Give back each entry unchanged, minus pictures.
** start of Records provided **
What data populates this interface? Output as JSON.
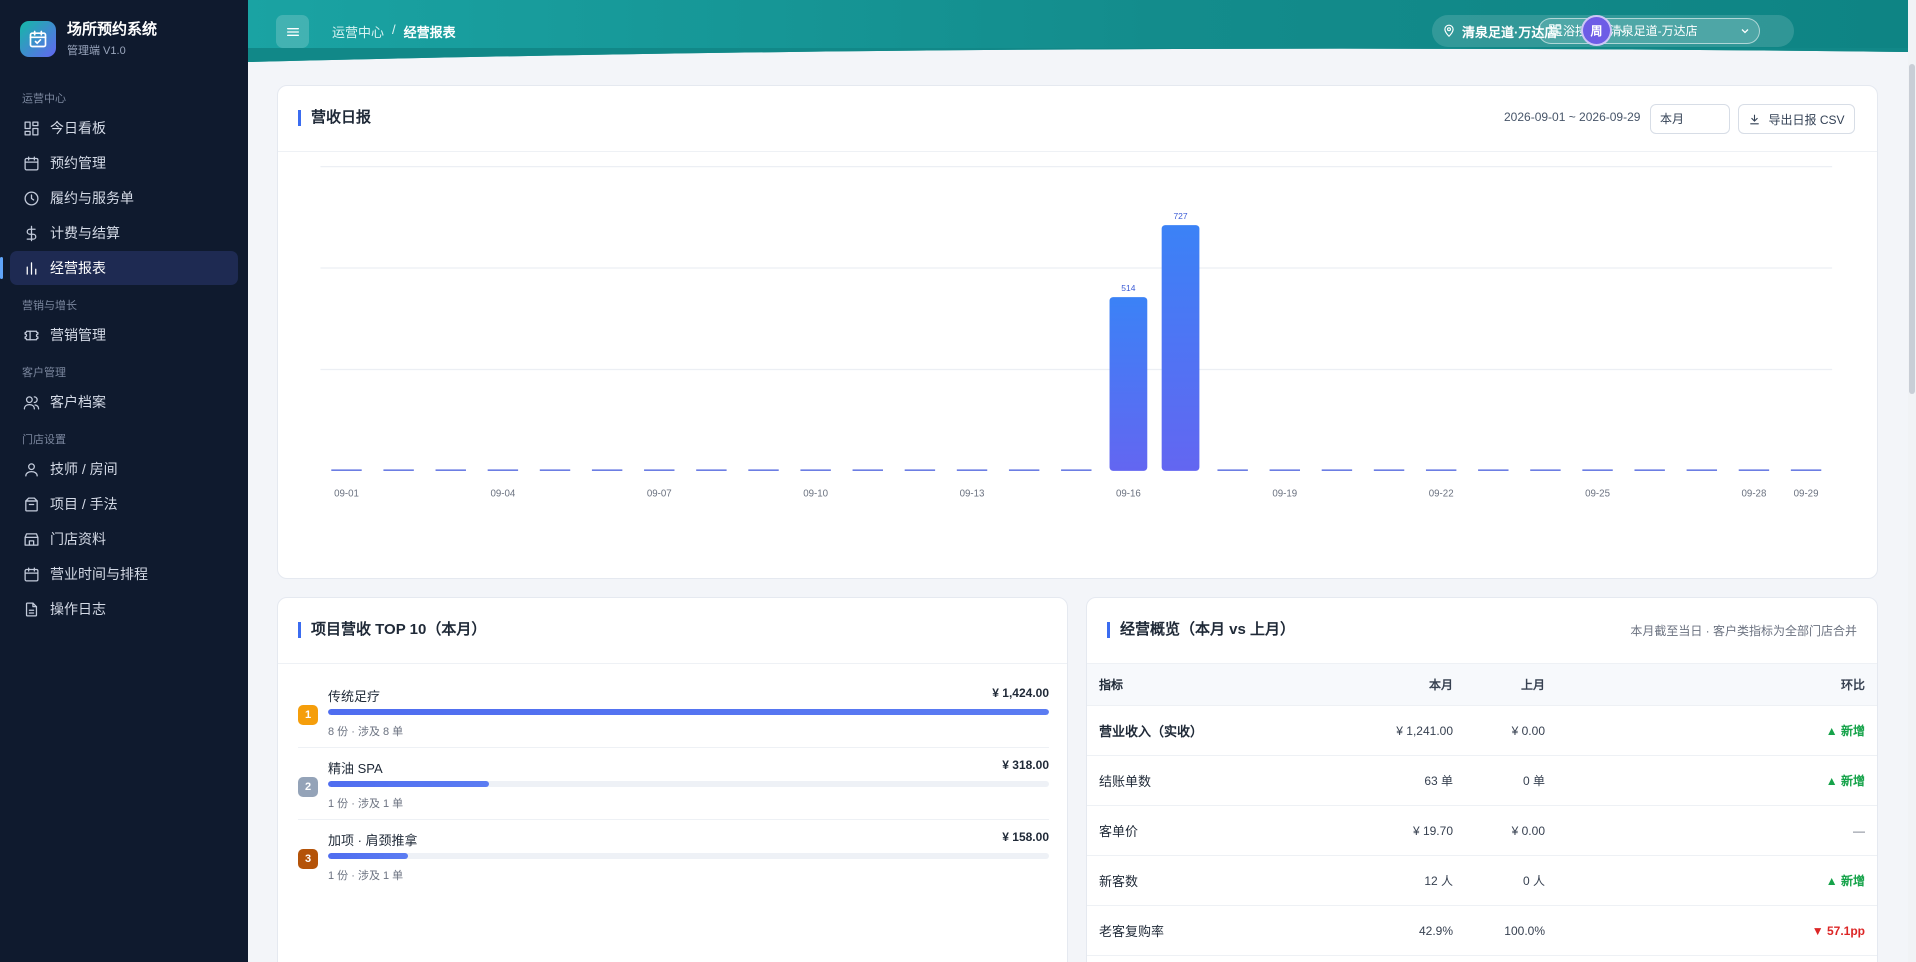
{
  "app": {
    "title": "场所预约系统",
    "subtitle": "管理端 V1.0"
  },
  "sidebar": {
    "groups": [
      {
        "label": "运营中心",
        "items": [
          {
            "label": "今日看板",
            "icon": "dashboard-icon"
          },
          {
            "label": "预约管理",
            "icon": "calendar-icon"
          },
          {
            "label": "履约与服务单",
            "icon": "clock-icon"
          },
          {
            "label": "计费与结算",
            "icon": "dollar-icon"
          },
          {
            "label": "经营报表",
            "icon": "bar-chart-icon",
            "active": true
          }
        ]
      },
      {
        "label": "营销与增长",
        "items": [
          {
            "label": "营销管理",
            "icon": "ticket-icon"
          }
        ]
      },
      {
        "label": "客户管理",
        "items": [
          {
            "label": "客户档案",
            "icon": "users-icon"
          }
        ]
      },
      {
        "label": "门店设置",
        "items": [
          {
            "label": "技师 / 房间",
            "icon": "user-icon"
          },
          {
            "label": "项目 / 手法",
            "icon": "package-icon"
          },
          {
            "label": "门店资料",
            "icon": "store-icon"
          },
          {
            "label": "营业时间与排程",
            "icon": "calendar-icon"
          },
          {
            "label": "操作日志",
            "icon": "file-icon"
          }
        ]
      }
    ]
  },
  "header": {
    "breadcrumb": [
      "运营中心",
      "/",
      "经营报表"
    ],
    "store_name": "清泉足道·万达店",
    "store_select": "足浴按摩 · 清泉足道-万达店"
  },
  "user": {
    "avatar_text": "周"
  },
  "revenue": {
    "title": "营收日报",
    "date_range": "2026-09-01 ~ 2026-09-29",
    "period": "本月",
    "export_label": "导出日报 CSV"
  },
  "chart_data": {
    "type": "bar",
    "categories": [
      "09-01",
      "09-02",
      "09-03",
      "09-04",
      "09-05",
      "09-06",
      "09-07",
      "09-08",
      "09-09",
      "09-10",
      "09-11",
      "09-12",
      "09-13",
      "09-14",
      "09-15",
      "09-16",
      "09-17",
      "09-18",
      "09-19",
      "09-20",
      "09-21",
      "09-22",
      "09-23",
      "09-24",
      "09-25",
      "09-26",
      "09-27",
      "09-28",
      "09-29"
    ],
    "values": [
      0,
      0,
      0,
      0,
      0,
      0,
      0,
      0,
      0,
      0,
      0,
      0,
      0,
      0,
      0,
      514,
      727,
      0,
      0,
      0,
      0,
      0,
      0,
      0,
      0,
      0,
      0,
      0,
      0
    ],
    "tick_labels": [
      "09-01",
      "09-04",
      "09-07",
      "09-10",
      "09-13",
      "09-16",
      "09-19",
      "09-22",
      "09-25",
      "09-28",
      "09-29"
    ],
    "ylim": [
      0,
      900
    ],
    "grid": true,
    "colors": {
      "bar_top": "#3b82f6",
      "bar_bottom": "#6366f1",
      "zero_bar": "#5b6fe0",
      "label": "#3b5bd6"
    }
  },
  "top_items": {
    "title": "项目营收 TOP 10（本月）",
    "items": [
      {
        "rank": "1",
        "name": "传统足疗",
        "amount": "¥ 1,424.00",
        "sub": "8 份 · 涉及 8 单",
        "share": 1.0,
        "color": "#f59e0b"
      },
      {
        "rank": "2",
        "name": "精油 SPA",
        "amount": "¥ 318.00",
        "sub": "1 份 · 涉及 1 单",
        "share": 0.223,
        "color": "#94a3b8"
      },
      {
        "rank": "3",
        "name": "加项 · 肩颈推拿",
        "amount": "¥ 158.00",
        "sub": "1 份 · 涉及 1 单",
        "share": 0.111,
        "color": "#b45309"
      }
    ]
  },
  "overview": {
    "title": "经营概览（本月 vs 上月）",
    "note": "本月截至当日 · 客户类指标为全部门店合并",
    "headers": [
      "指标",
      "本月",
      "上月",
      "环比"
    ],
    "rows": [
      {
        "metric": "营业收入（实收）",
        "cur": "¥ 1,241.00",
        "prev": "¥ 0.00",
        "change": "▲ 新增",
        "trend": "up",
        "bold": true
      },
      {
        "metric": "结账单数",
        "cur": "63 单",
        "prev": "0 单",
        "change": "▲ 新增",
        "trend": "up"
      },
      {
        "metric": "客单价",
        "cur": "¥ 19.70",
        "prev": "¥ 0.00",
        "change": "—",
        "trend": "neu"
      },
      {
        "metric": "新客数",
        "cur": "12 人",
        "prev": "0 人",
        "change": "▲ 新增",
        "trend": "up"
      },
      {
        "metric": "老客复购率",
        "cur": "42.9%",
        "prev": "100.0%",
        "change": "▼ 57.1pp",
        "trend": "down"
      }
    ]
  }
}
** end of Records provided **
### Output for this task
What data populates this interface? Output as JSON.
{
  "app": {
    "title": "场所预约系统",
    "subtitle": "管理端 V1.0"
  },
  "sidebar": {
    "groups": [
      {
        "label": "运营中心",
        "items": [
          {
            "label": "今日看板",
            "icon": "dashboard-icon"
          },
          {
            "label": "预约管理",
            "icon": "calendar-icon"
          },
          {
            "label": "履约与服务单",
            "icon": "clock-icon"
          },
          {
            "label": "计费与结算",
            "icon": "dollar-icon"
          },
          {
            "label": "经营报表",
            "icon": "bar-chart-icon",
            "active": true
          }
        ]
      },
      {
        "label": "营销与增长",
        "items": [
          {
            "label": "营销管理",
            "icon": "ticket-icon"
          }
        ]
      },
      {
        "label": "客户管理",
        "items": [
          {
            "label": "客户档案",
            "icon": "users-icon"
          }
        ]
      },
      {
        "label": "门店设置",
        "items": [
          {
            "label": "技师 / 房间",
            "icon": "user-icon"
          },
          {
            "label": "项目 / 手法",
            "icon": "package-icon"
          },
          {
            "label": "门店资料",
            "icon": "store-icon"
          },
          {
            "label": "营业时间与排程",
            "icon": "calendar-icon"
          },
          {
            "label": "操作日志",
            "icon": "file-icon"
          }
        ]
      }
    ]
  },
  "header": {
    "breadcrumb": [
      "运营中心",
      "/",
      "经营报表"
    ],
    "store_name": "清泉足道·万达店",
    "store_select": "足浴按摩 · 清泉足道-万达店"
  },
  "user": {
    "avatar_text": "周"
  },
  "revenue": {
    "title": "营收日报",
    "date_range": "2026-09-01 ~ 2026-09-29",
    "period": "本月",
    "export_label": "导出日报 CSV"
  },
  "chart_data": {
    "type": "bar",
    "categories": [
      "09-01",
      "09-02",
      "09-03",
      "09-04",
      "09-05",
      "09-06",
      "09-07",
      "09-08",
      "09-09",
      "09-10",
      "09-11",
      "09-12",
      "09-13",
      "09-14",
      "09-15",
      "09-16",
      "09-17",
      "09-18",
      "09-19",
      "09-20",
      "09-21",
      "09-22",
      "09-23",
      "09-24",
      "09-25",
      "09-26",
      "09-27",
      "09-28",
      "09-29"
    ],
    "values": [
      0,
      0,
      0,
      0,
      0,
      0,
      0,
      0,
      0,
      0,
      0,
      0,
      0,
      0,
      0,
      514,
      727,
      0,
      0,
      0,
      0,
      0,
      0,
      0,
      0,
      0,
      0,
      0,
      0
    ],
    "tick_labels": [
      "09-01",
      "09-04",
      "09-07",
      "09-10",
      "09-13",
      "09-16",
      "09-19",
      "09-22",
      "09-25",
      "09-28",
      "09-29"
    ],
    "ylim": [
      0,
      900
    ],
    "grid": true,
    "colors": {
      "bar_top": "#3b82f6",
      "bar_bottom": "#6366f1",
      "zero_bar": "#5b6fe0",
      "label": "#3b5bd6"
    }
  },
  "top_items": {
    "title": "项目营收 TOP 10（本月）",
    "items": [
      {
        "rank": "1",
        "name": "传统足疗",
        "amount": "¥ 1,424.00",
        "sub": "8 份 · 涉及 8 单",
        "share": 1.0,
        "color": "#f59e0b"
      },
      {
        "rank": "2",
        "name": "精油 SPA",
        "amount": "¥ 318.00",
        "sub": "1 份 · 涉及 1 单",
        "share": 0.223,
        "color": "#94a3b8"
      },
      {
        "rank": "3",
        "name": "加项 · 肩颈推拿",
        "amount": "¥ 158.00",
        "sub": "1 份 · 涉及 1 单",
        "share": 0.111,
        "color": "#b45309"
      }
    ]
  },
  "overview": {
    "title": "经营概览（本月 vs 上月）",
    "note": "本月截至当日 · 客户类指标为全部门店合并",
    "headers": [
      "指标",
      "本月",
      "上月",
      "环比"
    ],
    "rows": [
      {
        "metric": "营业收入（实收）",
        "cur": "¥ 1,241.00",
        "prev": "¥ 0.00",
        "change": "▲ 新增",
        "trend": "up",
        "bold": true
      },
      {
        "metric": "结账单数",
        "cur": "63 单",
        "prev": "0 单",
        "change": "▲ 新增",
        "trend": "up"
      },
      {
        "metric": "客单价",
        "cur": "¥ 19.70",
        "prev": "¥ 0.00",
        "change": "—",
        "trend": "neu"
      },
      {
        "metric": "新客数",
        "cur": "12 人",
        "prev": "0 人",
        "change": "▲ 新增",
        "trend": "up"
      },
      {
        "metric": "老客复购率",
        "cur": "42.9%",
        "prev": "100.0%",
        "change": "▼ 57.1pp",
        "trend": "down"
      }
    ]
  }
}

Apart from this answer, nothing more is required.